**** SOURCE DOCUMENT ****

# Thread: factorising - difference of squares

1. ## factorising - difference of squares

hi,

i have been asked to factorise the following

$l^8-256$

using the difference of squares $a^2-b^2=(a+b)(a-b)$ and by working from the lowest term $(l^2-2^2)$, i managed to get a solution but its was more down to guesswork than a systematic attempt to solve this.

$(l^4+16)(l^2+4)(l+2)(l-2)$

is there a way of dealing with these type of questions?

thanks

2. Originally Posted by sammy28
hi,

i have been asked to factorise the following

$l^8-265$

using the difference of squares $a^2-b^2=(a+b)(a-b)$ and by working from the lowest term $(l^2-2^2)$, i managed to get a solution but its was more down to guesswork than a systematic attempt to solve this.

$(l^4+16)(l^2+4)(l+2)(l-2)$

is there a way of dealing with these type of questions?

thanks
Hi sammy28,

Isn't that supposed to be $l^8-256$?

3. oops,

4. Originally Posted by masters
Hi sammy28,

Isn't that supposed to be $l^8-256$?
$l^8-256$ is the difference of two squares. Look at it this way:

$((l^4)^2-16^2)$

$(l^4-16)(l^4+16)$

$((l^2)^2-4^2)(l^4+16)$

$(l^2-4)(l^2+4)(l^4+16)$

$(l-2)(l+2)(l^2+4)(l^4+16)$

5. thanks masters

**** INFORMATION GIVEN ****

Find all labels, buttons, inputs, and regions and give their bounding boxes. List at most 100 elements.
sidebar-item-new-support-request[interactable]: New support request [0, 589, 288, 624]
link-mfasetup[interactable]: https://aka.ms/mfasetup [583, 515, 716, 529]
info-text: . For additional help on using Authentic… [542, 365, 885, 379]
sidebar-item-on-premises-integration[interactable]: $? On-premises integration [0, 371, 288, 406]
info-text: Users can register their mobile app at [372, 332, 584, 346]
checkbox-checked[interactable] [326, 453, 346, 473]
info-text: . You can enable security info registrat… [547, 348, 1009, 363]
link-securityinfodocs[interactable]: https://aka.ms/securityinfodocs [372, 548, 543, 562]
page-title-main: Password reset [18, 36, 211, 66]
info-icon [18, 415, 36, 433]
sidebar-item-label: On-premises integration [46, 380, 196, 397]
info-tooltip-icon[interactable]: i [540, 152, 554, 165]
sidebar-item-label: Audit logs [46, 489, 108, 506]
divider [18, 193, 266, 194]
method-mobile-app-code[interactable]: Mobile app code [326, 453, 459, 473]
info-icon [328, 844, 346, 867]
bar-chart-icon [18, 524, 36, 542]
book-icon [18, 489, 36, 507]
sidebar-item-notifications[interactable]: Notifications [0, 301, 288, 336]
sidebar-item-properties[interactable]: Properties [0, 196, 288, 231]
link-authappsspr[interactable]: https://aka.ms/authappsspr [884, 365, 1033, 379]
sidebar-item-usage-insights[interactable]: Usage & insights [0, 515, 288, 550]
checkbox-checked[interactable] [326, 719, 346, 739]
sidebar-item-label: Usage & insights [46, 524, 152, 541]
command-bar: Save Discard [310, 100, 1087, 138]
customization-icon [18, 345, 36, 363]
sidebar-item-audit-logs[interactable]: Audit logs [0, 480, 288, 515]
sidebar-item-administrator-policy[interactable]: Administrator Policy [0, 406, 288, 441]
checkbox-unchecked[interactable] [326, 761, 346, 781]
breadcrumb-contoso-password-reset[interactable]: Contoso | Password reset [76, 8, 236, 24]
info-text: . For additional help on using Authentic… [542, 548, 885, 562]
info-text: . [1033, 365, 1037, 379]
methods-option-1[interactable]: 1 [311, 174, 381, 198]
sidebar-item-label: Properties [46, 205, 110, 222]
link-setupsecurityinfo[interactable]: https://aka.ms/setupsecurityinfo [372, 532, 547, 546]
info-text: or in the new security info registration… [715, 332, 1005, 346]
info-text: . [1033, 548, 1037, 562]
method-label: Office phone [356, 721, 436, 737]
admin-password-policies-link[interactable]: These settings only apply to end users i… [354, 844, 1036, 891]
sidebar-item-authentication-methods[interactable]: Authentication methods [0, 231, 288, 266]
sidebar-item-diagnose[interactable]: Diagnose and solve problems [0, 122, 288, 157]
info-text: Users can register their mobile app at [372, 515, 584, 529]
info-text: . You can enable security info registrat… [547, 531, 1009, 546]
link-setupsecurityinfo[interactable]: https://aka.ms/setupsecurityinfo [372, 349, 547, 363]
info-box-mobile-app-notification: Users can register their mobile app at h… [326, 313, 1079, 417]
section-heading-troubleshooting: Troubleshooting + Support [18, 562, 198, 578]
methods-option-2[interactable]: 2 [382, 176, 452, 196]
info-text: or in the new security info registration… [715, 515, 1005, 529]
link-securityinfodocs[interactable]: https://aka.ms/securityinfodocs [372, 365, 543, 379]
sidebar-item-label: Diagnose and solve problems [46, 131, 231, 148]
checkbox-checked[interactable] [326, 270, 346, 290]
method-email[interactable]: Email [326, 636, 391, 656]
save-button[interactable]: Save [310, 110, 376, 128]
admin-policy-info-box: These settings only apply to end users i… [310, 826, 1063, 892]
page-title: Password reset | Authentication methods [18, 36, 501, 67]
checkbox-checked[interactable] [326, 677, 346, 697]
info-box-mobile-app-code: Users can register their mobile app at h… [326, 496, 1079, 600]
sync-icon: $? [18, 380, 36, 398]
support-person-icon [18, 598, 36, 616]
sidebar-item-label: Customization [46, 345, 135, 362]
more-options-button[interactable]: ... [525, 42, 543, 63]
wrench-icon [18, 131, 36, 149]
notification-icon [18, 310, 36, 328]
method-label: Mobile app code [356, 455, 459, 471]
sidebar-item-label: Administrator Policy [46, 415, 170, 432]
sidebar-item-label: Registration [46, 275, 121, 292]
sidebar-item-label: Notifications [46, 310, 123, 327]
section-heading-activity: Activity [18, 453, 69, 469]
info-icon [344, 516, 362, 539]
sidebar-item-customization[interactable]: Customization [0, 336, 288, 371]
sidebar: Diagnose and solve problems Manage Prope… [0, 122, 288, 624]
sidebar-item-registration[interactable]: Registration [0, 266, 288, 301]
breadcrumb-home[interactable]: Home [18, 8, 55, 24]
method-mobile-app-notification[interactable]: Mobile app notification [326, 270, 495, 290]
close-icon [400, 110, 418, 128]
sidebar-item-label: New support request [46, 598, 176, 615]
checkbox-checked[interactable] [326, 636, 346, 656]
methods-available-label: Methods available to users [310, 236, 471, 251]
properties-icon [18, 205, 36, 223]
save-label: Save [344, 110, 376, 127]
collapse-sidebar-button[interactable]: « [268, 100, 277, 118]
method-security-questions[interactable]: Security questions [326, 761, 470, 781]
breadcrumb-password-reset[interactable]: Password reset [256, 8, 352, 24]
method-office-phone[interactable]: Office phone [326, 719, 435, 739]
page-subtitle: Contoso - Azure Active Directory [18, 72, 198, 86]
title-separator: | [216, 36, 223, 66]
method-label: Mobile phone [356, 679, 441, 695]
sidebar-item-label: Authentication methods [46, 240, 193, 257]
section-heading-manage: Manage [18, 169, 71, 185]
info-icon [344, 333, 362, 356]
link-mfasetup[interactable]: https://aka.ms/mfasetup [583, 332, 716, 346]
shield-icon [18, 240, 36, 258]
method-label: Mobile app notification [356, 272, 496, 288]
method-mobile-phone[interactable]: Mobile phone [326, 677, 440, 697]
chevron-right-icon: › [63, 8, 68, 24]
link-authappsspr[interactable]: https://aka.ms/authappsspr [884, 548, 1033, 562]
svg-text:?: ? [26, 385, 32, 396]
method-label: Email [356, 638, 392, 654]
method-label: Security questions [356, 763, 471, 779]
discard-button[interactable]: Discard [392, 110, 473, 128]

****
**** INFORMATION GIVEN ****

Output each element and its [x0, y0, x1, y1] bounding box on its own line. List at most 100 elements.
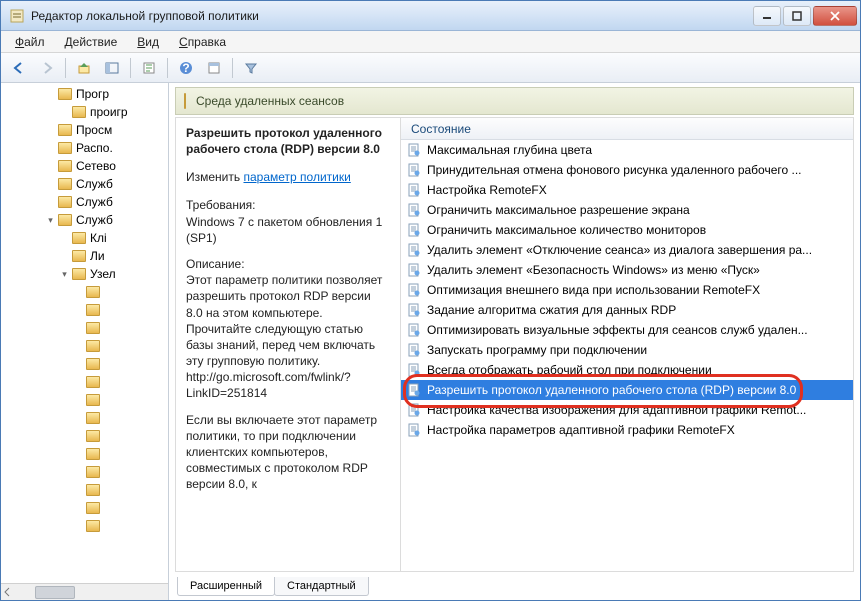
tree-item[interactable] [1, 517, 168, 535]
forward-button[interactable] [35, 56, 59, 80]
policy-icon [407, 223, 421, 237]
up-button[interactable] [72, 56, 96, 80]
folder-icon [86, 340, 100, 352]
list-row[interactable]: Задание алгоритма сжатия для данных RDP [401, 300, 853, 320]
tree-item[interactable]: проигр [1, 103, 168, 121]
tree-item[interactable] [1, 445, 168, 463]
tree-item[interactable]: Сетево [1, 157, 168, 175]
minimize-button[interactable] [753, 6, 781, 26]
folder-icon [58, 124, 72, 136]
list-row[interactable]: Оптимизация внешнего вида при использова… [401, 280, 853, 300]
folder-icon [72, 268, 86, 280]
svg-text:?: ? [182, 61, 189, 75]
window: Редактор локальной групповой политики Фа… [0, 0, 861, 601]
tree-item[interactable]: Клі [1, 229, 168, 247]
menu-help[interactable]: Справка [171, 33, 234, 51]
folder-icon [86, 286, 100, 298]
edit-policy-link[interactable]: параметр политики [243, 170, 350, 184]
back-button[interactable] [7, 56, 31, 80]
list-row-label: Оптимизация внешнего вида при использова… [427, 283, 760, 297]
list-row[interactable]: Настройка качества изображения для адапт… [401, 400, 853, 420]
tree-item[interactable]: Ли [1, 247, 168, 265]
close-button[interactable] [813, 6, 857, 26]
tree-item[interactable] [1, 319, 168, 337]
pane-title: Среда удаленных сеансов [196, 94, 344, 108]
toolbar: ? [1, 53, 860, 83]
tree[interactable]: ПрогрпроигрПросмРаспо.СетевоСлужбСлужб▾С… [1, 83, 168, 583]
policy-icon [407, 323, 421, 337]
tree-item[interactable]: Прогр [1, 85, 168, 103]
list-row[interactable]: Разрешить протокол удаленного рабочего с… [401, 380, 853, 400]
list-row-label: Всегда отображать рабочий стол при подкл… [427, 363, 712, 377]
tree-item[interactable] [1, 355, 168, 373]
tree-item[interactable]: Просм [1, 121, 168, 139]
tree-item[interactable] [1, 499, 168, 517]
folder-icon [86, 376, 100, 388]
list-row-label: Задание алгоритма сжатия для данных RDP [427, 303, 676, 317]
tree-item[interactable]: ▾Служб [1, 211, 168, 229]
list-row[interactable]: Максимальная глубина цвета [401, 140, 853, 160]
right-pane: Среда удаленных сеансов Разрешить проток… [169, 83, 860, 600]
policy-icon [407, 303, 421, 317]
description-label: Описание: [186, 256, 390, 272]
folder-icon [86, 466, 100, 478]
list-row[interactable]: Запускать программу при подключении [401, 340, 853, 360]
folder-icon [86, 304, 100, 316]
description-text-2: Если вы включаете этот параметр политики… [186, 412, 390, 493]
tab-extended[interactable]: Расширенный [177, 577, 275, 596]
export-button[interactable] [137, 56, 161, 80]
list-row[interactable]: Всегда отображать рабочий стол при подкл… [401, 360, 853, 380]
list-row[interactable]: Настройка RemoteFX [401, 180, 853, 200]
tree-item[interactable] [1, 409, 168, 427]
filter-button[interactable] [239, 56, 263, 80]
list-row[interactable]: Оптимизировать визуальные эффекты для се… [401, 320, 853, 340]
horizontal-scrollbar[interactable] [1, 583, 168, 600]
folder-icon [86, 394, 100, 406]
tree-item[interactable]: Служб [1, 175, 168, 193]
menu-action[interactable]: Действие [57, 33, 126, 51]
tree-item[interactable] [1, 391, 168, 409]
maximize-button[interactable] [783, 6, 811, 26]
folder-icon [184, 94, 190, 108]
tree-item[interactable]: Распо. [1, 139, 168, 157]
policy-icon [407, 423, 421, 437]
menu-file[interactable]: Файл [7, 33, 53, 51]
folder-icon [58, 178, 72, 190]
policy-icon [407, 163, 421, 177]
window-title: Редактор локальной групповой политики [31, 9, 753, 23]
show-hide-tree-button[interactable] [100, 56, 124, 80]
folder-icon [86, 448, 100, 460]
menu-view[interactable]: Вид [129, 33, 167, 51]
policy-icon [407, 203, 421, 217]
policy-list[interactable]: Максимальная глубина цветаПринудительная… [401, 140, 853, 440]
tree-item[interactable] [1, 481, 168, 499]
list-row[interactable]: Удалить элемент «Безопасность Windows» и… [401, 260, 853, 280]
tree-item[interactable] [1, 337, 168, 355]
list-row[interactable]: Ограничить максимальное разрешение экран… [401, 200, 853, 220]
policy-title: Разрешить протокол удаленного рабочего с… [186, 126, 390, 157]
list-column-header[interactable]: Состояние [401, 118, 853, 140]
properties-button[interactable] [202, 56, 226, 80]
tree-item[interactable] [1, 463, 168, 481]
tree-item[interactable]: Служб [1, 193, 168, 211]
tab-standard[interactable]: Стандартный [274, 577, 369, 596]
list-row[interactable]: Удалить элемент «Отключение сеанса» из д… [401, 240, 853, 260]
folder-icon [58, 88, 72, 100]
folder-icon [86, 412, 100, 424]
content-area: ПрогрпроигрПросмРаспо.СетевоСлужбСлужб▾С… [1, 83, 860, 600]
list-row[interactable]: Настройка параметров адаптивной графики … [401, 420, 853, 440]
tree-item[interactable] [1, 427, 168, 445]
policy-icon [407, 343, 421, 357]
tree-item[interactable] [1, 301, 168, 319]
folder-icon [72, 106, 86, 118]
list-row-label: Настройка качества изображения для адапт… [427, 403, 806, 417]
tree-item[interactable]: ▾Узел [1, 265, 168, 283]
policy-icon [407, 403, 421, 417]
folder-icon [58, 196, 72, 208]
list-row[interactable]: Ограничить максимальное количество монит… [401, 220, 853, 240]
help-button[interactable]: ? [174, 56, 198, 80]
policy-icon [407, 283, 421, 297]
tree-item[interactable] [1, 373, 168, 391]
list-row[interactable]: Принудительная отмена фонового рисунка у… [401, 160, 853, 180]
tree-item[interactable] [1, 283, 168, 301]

****

### [THINGS TO DO]
**A)** Answer these questions from the factorising thread, one answer per line:
(i) Which identity does the first poster say was used to factorise the expression?
(ii) Which user asks whether the expression is supposed to be l^8 − 256?
(iii) What is the first line of working in the reply that explains the factorisation step by step?
**B)** Decide whether each statement agrees with the factorising thread. Answer yes or no, and quote the words that decide it.
(i) The first poster reached the solution through a systematic method.
(ii) The reply that works through the steps calls l^8 − 256 the difference of two squares.
(iii) The first poster began by working from the highest term.
**C)** Translate this sentence from the factorising thread into Spanish: "is there a way of dealing with these type of questions?"

### [OUTPUTS FOR THE TASKS]
**A)**
(i) The difference of squares, a^2 − b^2 = (a + b)(a − b)
(ii) masters
(iii) ((l^4)^2 − 16^2)

**B)**
(i) No: "more down to guesswork than a systematic attempt to solve this"
(ii) Yes: "is the difference of two squares"
(iii) No: "by working from the lowest term"

**C)** ¿Hay alguna manera de abordar este tipo de preguntas?